| Set exercise |
Work out how many lines in the entries contain the string "Gilpin", and give nothing but that number.

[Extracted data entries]
------------------------------------------------

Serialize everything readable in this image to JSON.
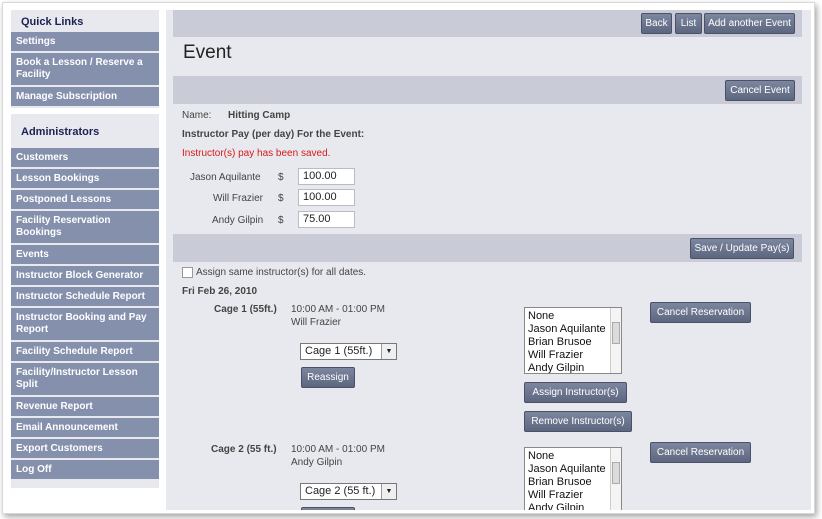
{
  "sidebar": {
    "quick_links_heading": "Quick Links",
    "quick_links": [
      {
        "label": "Settings"
      },
      {
        "label": "Book a Lesson / Reserve a Facility"
      },
      {
        "label": "Manage Subscription"
      }
    ],
    "admin_heading": "Administrators",
    "admin_items": [
      {
        "label": "Customers"
      },
      {
        "label": "Lesson Bookings"
      },
      {
        "label": "Postponed Lessons"
      },
      {
        "label": "Facility Reservation Bookings"
      },
      {
        "label": "Events"
      },
      {
        "label": "Instructor Block Generator"
      },
      {
        "label": "Instructor Schedule Report"
      },
      {
        "label": "Instructor Booking and Pay Report"
      },
      {
        "label": "Facility Schedule Report"
      },
      {
        "label": "Facility/Instructor Lesson Split"
      },
      {
        "label": "Revenue Report"
      },
      {
        "label": "Email Announcement"
      },
      {
        "label": "Export Customers"
      },
      {
        "label": "Log Off"
      }
    ]
  },
  "toolbar": {
    "back": "Back",
    "list": "List",
    "add_event": "Add another Event"
  },
  "page_title": "Event",
  "cancel_event": "Cancel Event",
  "event": {
    "name_label": "Name:",
    "name_value": "Hitting Camp",
    "pay_heading": "Instructor Pay (per day) For the Event:",
    "saved_message": "Instructor(s) pay has been saved.",
    "currency": "$",
    "instructors": [
      {
        "name": "Jason Aquilante",
        "pay": "100.00"
      },
      {
        "name": "Will Frazier",
        "pay": "100.00"
      },
      {
        "name": "Andy Gilpin",
        "pay": "75.00"
      }
    ],
    "save_button": "Save / Update Pay(s)",
    "assign_same_label": "Assign same instructor(s) for all dates.",
    "date": "Fri Feb 26, 2010"
  },
  "instructor_options": [
    "None",
    "Jason Aquilante",
    "Brian Brusoe",
    "Will Frazier",
    "Andy Gilpin"
  ],
  "reservations": [
    {
      "cage": "Cage 1 (55ft.)",
      "time": "10:00 AM - 01:00 PM",
      "instructor": "Will Frazier",
      "select_value": "Cage 1 (55ft.)",
      "reassign": "Reassign",
      "assign": "Assign Instructor(s)",
      "remove": "Remove Instructor(s)",
      "cancel": "Cancel Reservation"
    },
    {
      "cage": "Cage 2 (55 ft.)",
      "time": "10:00 AM - 01:00 PM",
      "instructor": "Andy Gilpin",
      "select_value": "Cage 2 (55 ft.)",
      "cancel": "Cancel Reservation"
    }
  ]
}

------------------------------------------------

| Response below |
3